- _WORK REQUEST_:
The answer must be every line of the records below that contains the word "corymartin".
BEGIN DATA FOR THIS TASK
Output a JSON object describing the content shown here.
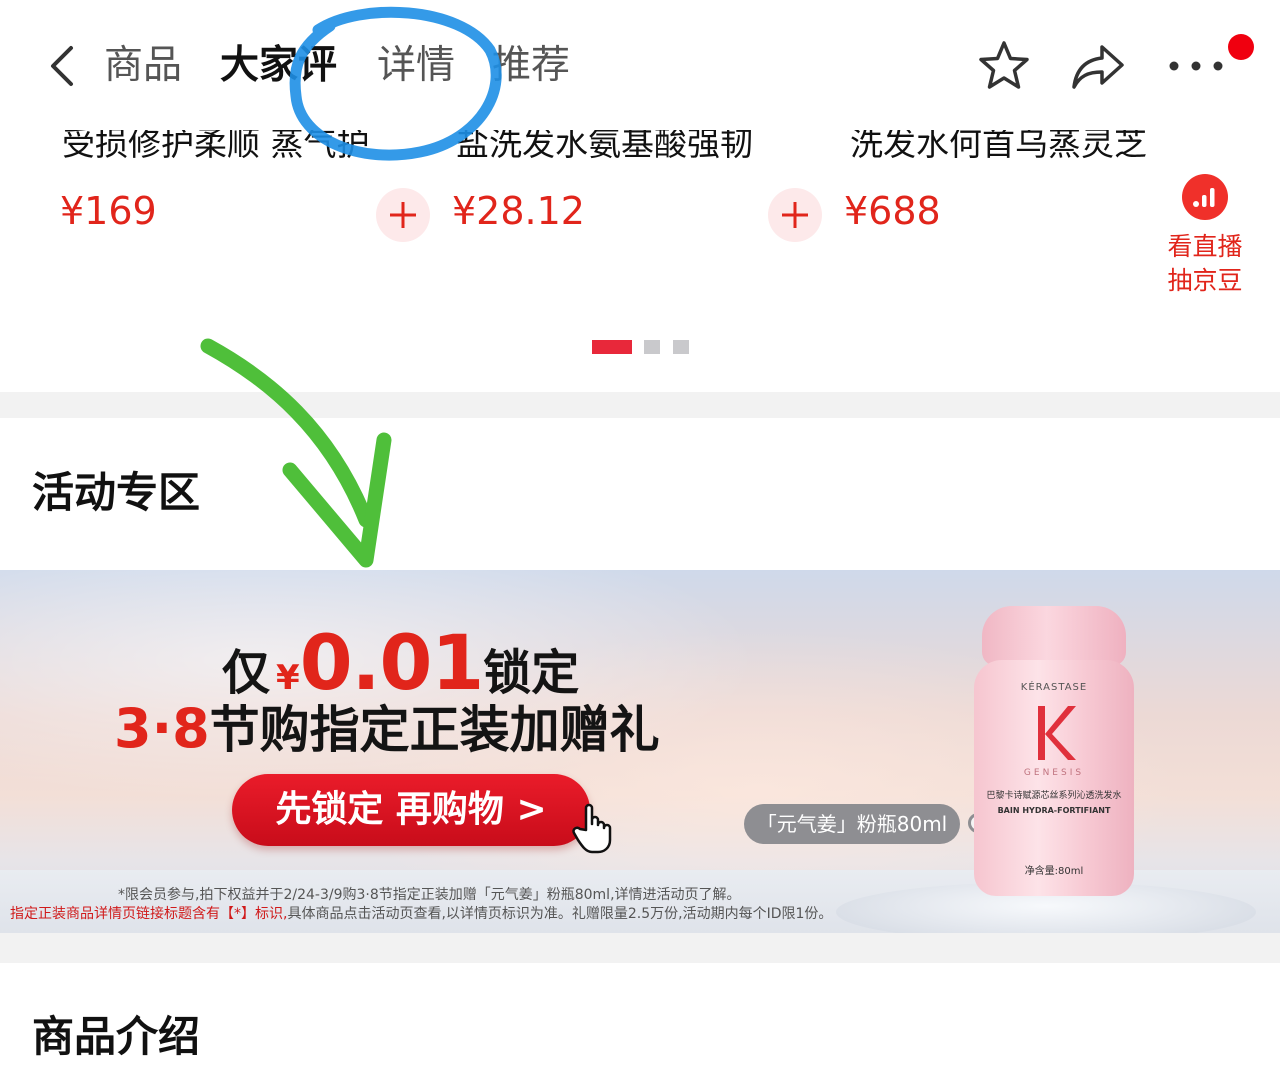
{
  "nav": {
    "back_icon": "chevron-left-icon",
    "tabs": [
      "商品",
      "大家评",
      "详情",
      "推荐"
    ],
    "active_tab": "大家评",
    "favorite_icon": "star-icon",
    "share_icon": "share-icon",
    "more_icon": "more-icon",
    "notification_dot_color": "#f0000f"
  },
  "recommendations": {
    "items": [
      {
        "title": "受损修护柔顺 蒸气护",
        "price": "¥169"
      },
      {
        "title": "盐洗发水氨基酸强韧",
        "price": "¥28.12"
      },
      {
        "title": "洗发水何首乌蒸灵芝",
        "price": "¥688"
      }
    ],
    "add_icon": "plus-icon",
    "live": {
      "icon": "live-bars-icon",
      "label_line1": "看直播",
      "label_line2": "抽京豆"
    },
    "pager": {
      "count": 3,
      "active": 0
    }
  },
  "activity": {
    "section_title": "活动专区",
    "banner": {
      "line1_prefix": "仅",
      "line1_currency": "¥",
      "line1_price": "0.01",
      "line1_suffix": "锁定",
      "line2_number": "3·8",
      "line2_text": "节购指定正装加赠礼",
      "cta_label": "先锁定 再购物 >",
      "cursor_icon": "hand-pointer-icon",
      "volume_pill": "「元气姜」粉瓶80ml",
      "bottle": {
        "brand": "KÉRASTASE",
        "logo_letter": "K",
        "series": "GENESIS",
        "cn_name": "巴黎卡诗赋源芯丝系列沁透洗发水",
        "en_name": "BAIN HYDRA-FORTIFIANT",
        "volume": "净含量:80ml"
      },
      "fine_print_line1": "*限会员参与,拍下权益并于2/24-3/9购3·8节指定正装加赠「元气姜」粉瓶80ml,详情进活动页了解。",
      "fine_print_line2_red": "指定正装商品详情页链接标题含有【*】标识,",
      "fine_print_line2": "具体商品点击活动页查看,以详情页标识为准。礼赠限量2.5万份,活动期内每个ID限1份。"
    }
  },
  "product_intro": {
    "section_title": "商品介绍"
  },
  "colors": {
    "accent_red": "#e1251b",
    "annotation_circle": "#1e8fe6",
    "annotation_arrow": "#4fbf3a"
  }
}
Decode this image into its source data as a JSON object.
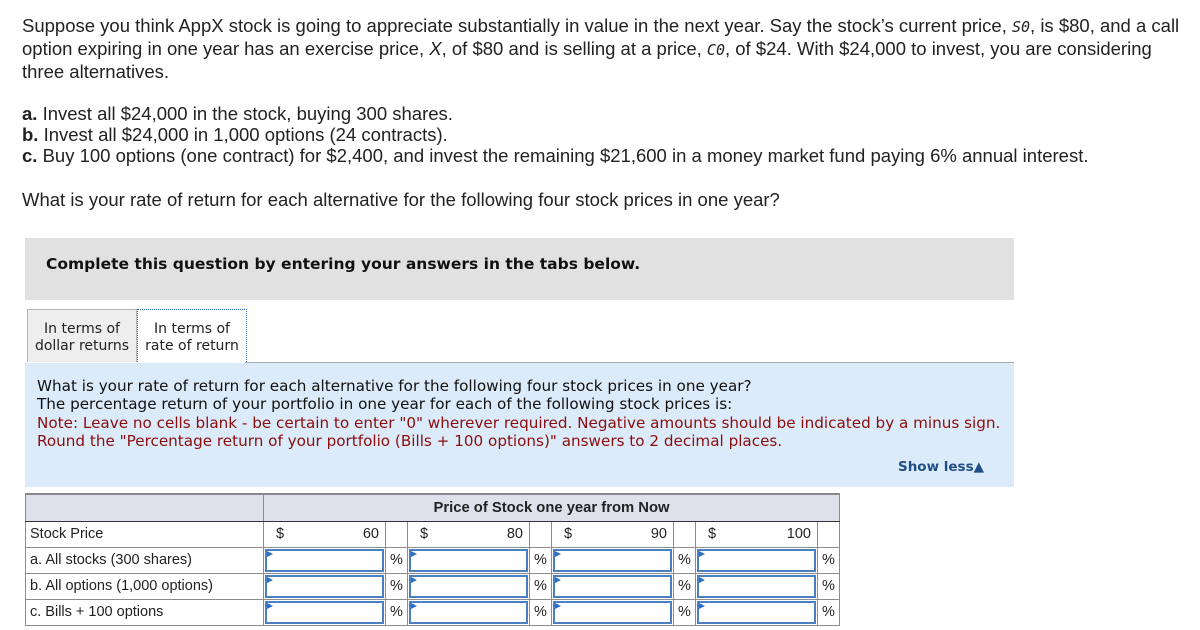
{
  "intro": {
    "part1": "Suppose you think AppX stock is going to appreciate substantially in value in the next year. Say the stock’s current price, ",
    "s0": "S",
    "s0_sub": "0",
    "part2": ", is $80, and a call option expiring in one year has an exercise price, ",
    "x": "X",
    "part3": ", of $80 and is selling at a price, ",
    "c0": "C",
    "c0_sub": "0",
    "part4": ", of $24. With $24,000 to invest, you are considering three alternatives."
  },
  "alternatives": [
    {
      "letter": "a.",
      "text": " Invest all $24,000 in the stock, buying 300 shares."
    },
    {
      "letter": "b.",
      "text": " Invest all $24,000 in 1,000 options (24 contracts)."
    },
    {
      "letter": "c.",
      "text": " Buy 100 options (one contract) for $2,400, and invest the remaining $21,600 in a money market fund paying 6% annual interest."
    }
  ],
  "question": "What is your rate of return for each alternative for the following four stock prices in one year?",
  "banner": "Complete this question by entering your answers in the tabs below.",
  "tabs": [
    {
      "line1": "In terms of",
      "line2": "dollar returns",
      "active": false
    },
    {
      "line1": "In terms of",
      "line2": "rate of return",
      "active": true
    }
  ],
  "info": {
    "line1": "What is your rate of return for each alternative for the following four stock prices in one year?",
    "line2": "The percentage return of your portfolio in one year for each of the following stock prices is:",
    "note1": "Note: Leave no cells blank - be certain to enter \"0\" wherever required. Negative amounts should be indicated by a minus sign.",
    "note2": "Round the \"Percentage return of your portfolio (Bills + 100 options)\" answers to 2 decimal places.",
    "show_less": "Show less",
    "show_less_icon": "▲"
  },
  "table": {
    "header": "Price of Stock one year from Now",
    "stock_price_label": "Stock Price",
    "currency": "$",
    "percent": "%",
    "prices": [
      "60",
      "80",
      "90",
      "100"
    ],
    "rows": [
      {
        "label": "a. All stocks (300 shares)",
        "values": [
          "",
          "",
          "",
          ""
        ]
      },
      {
        "label": "b. All options (1,000 options)",
        "values": [
          "",
          "",
          "",
          ""
        ]
      },
      {
        "label": "c. Bills + 100 options",
        "values": [
          "",
          "",
          "",
          ""
        ]
      }
    ]
  }
}
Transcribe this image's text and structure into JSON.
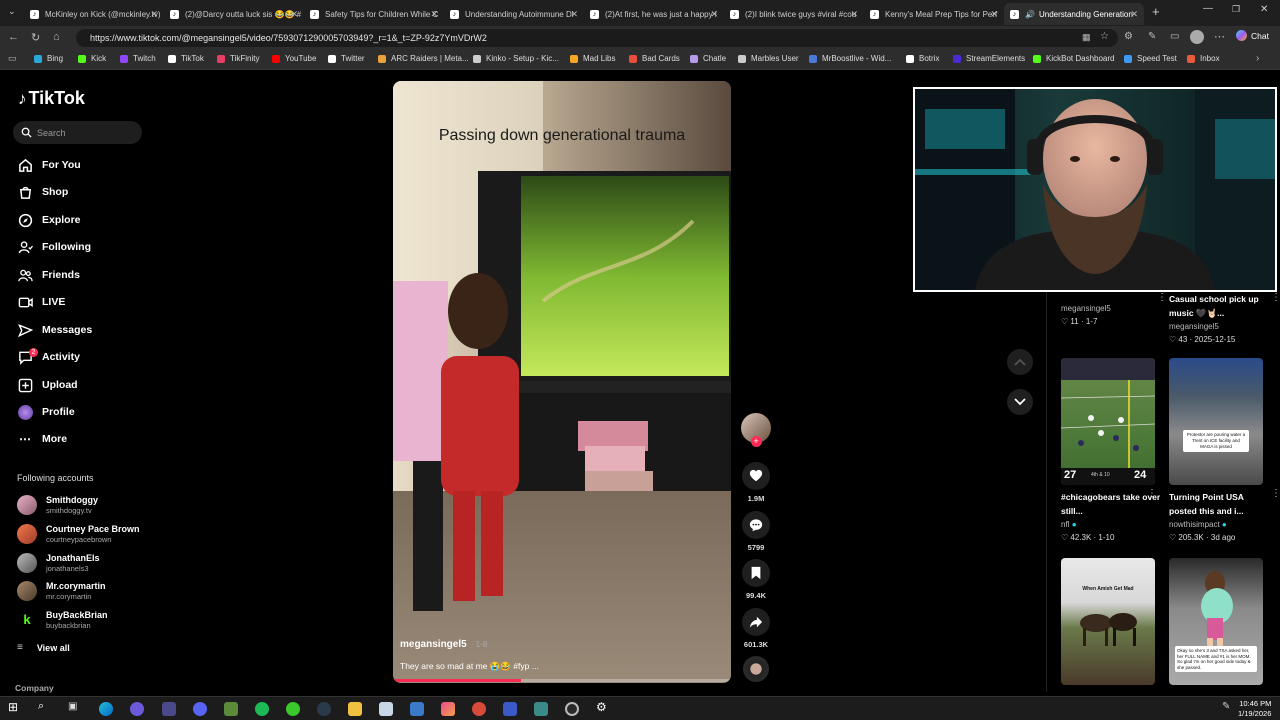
{
  "browser": {
    "tabs": [
      {
        "label": "McKinley on Kick (@mckinley.tv)",
        "active": false
      },
      {
        "label": "(2)@Darcy outta luck sis 😂😂 #",
        "active": false
      },
      {
        "label": "Safety Tips for Children While C",
        "active": false
      },
      {
        "label": "Understanding Autoimmune Di",
        "active": false
      },
      {
        "label": "(2)At first, he was just a happy l",
        "active": false
      },
      {
        "label": "(2)I blink twice guys #viral #cou",
        "active": false
      },
      {
        "label": "Kenny's Meal Prep Tips for Perf",
        "active": false
      },
      {
        "label": "Understanding Generation",
        "active": true
      }
    ],
    "url": "https://www.tiktok.com/@megansingel5/video/7593071290005703949?_r=1&_t=ZP-92z7YmVDrW2",
    "bookmarks": [
      {
        "label": "Bing",
        "color": "#2aa8d9"
      },
      {
        "label": "Kick",
        "color": "#53fc18"
      },
      {
        "label": "Twitch",
        "color": "#9146ff"
      },
      {
        "label": "TikTok",
        "color": "#ffffff"
      },
      {
        "label": "TikFinity",
        "color": "#e83e63"
      },
      {
        "label": "YouTube",
        "color": "#ff0000"
      },
      {
        "label": "Twitter",
        "color": "#ffffff"
      },
      {
        "label": "ARC Raiders | Meta...",
        "color": "#e8a23a"
      },
      {
        "label": "Kinko - Setup - Kic...",
        "color": "#cccccc"
      },
      {
        "label": "Mad Libs",
        "color": "#f5a623"
      },
      {
        "label": "Bad Cards",
        "color": "#e94e3c"
      },
      {
        "label": "Chatle",
        "color": "#b89be8"
      },
      {
        "label": "Marbles User",
        "color": "#cccccc"
      },
      {
        "label": "MrBoostlive - Wid...",
        "color": "#4a7ad9"
      },
      {
        "label": "Botrix",
        "color": "#ffffff"
      },
      {
        "label": "StreamElements",
        "color": "#4b2bd6"
      },
      {
        "label": "KickBot Dashboard",
        "color": "#53fc18"
      },
      {
        "label": "Speed Test",
        "color": "#3c9bf0"
      },
      {
        "label": "Inbox",
        "color": "#e85c3c"
      }
    ],
    "chat_label": "Chat"
  },
  "tiktok": {
    "logo": "TikTok",
    "search_placeholder": "Search",
    "nav": [
      {
        "label": "For You",
        "icon": "home-icon",
        "active": true
      },
      {
        "label": "Shop",
        "icon": "shop-icon"
      },
      {
        "label": "Explore",
        "icon": "compass-icon"
      },
      {
        "label": "Following",
        "icon": "following-icon"
      },
      {
        "label": "Friends",
        "icon": "friends-icon"
      },
      {
        "label": "LIVE",
        "icon": "live-icon"
      },
      {
        "label": "Messages",
        "icon": "messages-icon"
      },
      {
        "label": "Activity",
        "icon": "activity-icon"
      },
      {
        "label": "Upload",
        "icon": "upload-icon"
      },
      {
        "label": "Profile",
        "icon": "profile-icon"
      },
      {
        "label": "More",
        "icon": "more-icon"
      }
    ],
    "activity_badge": "2",
    "following_title": "Following accounts",
    "following_accounts": [
      {
        "name": "Smithdoggy",
        "handle": "smithdoggy.tv",
        "color": "#c9a"
      },
      {
        "name": "Courtney Pace Brown",
        "handle": "courtneypacebrown",
        "color": "#d64"
      },
      {
        "name": "JonathanEls",
        "handle": "jonathanels3",
        "color": "#888"
      },
      {
        "name": "Mr.corymartin",
        "handle": "mr.corymartin",
        "color": "#765"
      },
      {
        "name": "BuyBackBrian",
        "handle": "buybackbrian",
        "color": "#53fc18"
      }
    ],
    "view_all": "View all",
    "company": "Company"
  },
  "video": {
    "caption": "Passing down generational trauma",
    "username": "megansingel5",
    "date": "· 1-8",
    "description": "They are so mad at me 😭😂 #fyp ...",
    "progress": 0.38,
    "likes": "1.9M",
    "comments": "5799",
    "saves": "99.4K",
    "shares": "601.3K"
  },
  "right_column": {
    "top_items": [
      {
        "author": "megansingel5",
        "likes": "11",
        "date": "1-7"
      },
      {
        "title": "Casual school pick up music 🖤🤘🏻...",
        "author": "megansingel5",
        "likes": "43",
        "date": "2025-12-15"
      }
    ],
    "items": [
      {
        "title": "#chicagobears take over still...",
        "author": "nfl",
        "likes": "42.3K",
        "date": "1-10",
        "score_left": "27",
        "score_right": "24",
        "score_mid": "4th & 10"
      },
      {
        "title": "Turning Point USA posted this and i...",
        "author": "nowthisimpact",
        "likes": "205.3K",
        "date": "3d ago",
        "overlay": "Protestor are pouring water a Trent on ICE facility and MAGA is pissed"
      },
      {
        "title": "",
        "author": "",
        "likes": "",
        "date": "",
        "overlay": "When Amish Get Mad"
      },
      {
        "title": "",
        "author": "",
        "likes": "",
        "date": "",
        "overlay": "Okay so she's 3 and TSA asked her, her FULL NAME and #1 is her MOM. So glad I'm on her good side today & she passed."
      }
    ]
  },
  "taskbar": {
    "time": "10:46 PM",
    "date": "1/19/2026"
  }
}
END DATA FOR THIS TASK
- _THE COMPLETED TASK_:
        "name": "Mr.corymartin",
        "handle": "mr.corymartin",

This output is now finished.